Given problem
Say the number of lines containing the string "text", and say nothing else.

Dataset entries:
§ §

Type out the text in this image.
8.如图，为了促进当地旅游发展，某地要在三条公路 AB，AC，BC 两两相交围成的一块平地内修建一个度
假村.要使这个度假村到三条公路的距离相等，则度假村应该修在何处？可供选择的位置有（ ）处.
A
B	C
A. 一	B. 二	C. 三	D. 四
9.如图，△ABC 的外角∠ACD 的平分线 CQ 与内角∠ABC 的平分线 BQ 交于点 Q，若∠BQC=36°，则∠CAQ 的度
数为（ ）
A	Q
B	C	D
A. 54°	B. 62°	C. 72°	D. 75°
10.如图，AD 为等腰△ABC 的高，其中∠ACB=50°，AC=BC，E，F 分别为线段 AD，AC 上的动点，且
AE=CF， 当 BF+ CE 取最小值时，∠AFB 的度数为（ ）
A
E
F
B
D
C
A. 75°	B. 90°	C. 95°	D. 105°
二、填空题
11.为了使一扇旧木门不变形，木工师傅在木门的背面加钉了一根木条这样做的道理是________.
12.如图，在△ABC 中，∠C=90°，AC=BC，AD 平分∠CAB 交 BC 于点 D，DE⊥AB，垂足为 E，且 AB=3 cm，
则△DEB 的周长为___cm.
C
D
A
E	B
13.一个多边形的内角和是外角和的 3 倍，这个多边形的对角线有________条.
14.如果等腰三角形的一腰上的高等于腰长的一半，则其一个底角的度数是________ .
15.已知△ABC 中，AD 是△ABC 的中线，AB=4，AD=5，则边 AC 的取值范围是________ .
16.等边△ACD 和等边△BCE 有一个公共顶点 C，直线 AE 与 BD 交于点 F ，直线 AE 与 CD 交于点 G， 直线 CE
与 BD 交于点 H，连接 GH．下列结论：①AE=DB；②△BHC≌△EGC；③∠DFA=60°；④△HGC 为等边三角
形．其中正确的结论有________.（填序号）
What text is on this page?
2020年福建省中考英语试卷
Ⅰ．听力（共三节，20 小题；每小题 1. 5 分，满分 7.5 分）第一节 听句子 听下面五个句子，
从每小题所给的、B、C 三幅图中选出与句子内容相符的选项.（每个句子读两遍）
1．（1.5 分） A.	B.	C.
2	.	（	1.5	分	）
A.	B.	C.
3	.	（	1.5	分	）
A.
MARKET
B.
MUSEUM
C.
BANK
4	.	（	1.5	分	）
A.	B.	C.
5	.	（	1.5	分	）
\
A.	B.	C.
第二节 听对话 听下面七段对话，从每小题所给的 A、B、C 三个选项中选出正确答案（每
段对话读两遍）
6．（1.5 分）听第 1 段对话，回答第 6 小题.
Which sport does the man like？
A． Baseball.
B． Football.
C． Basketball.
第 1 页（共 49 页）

§ §

Task output
2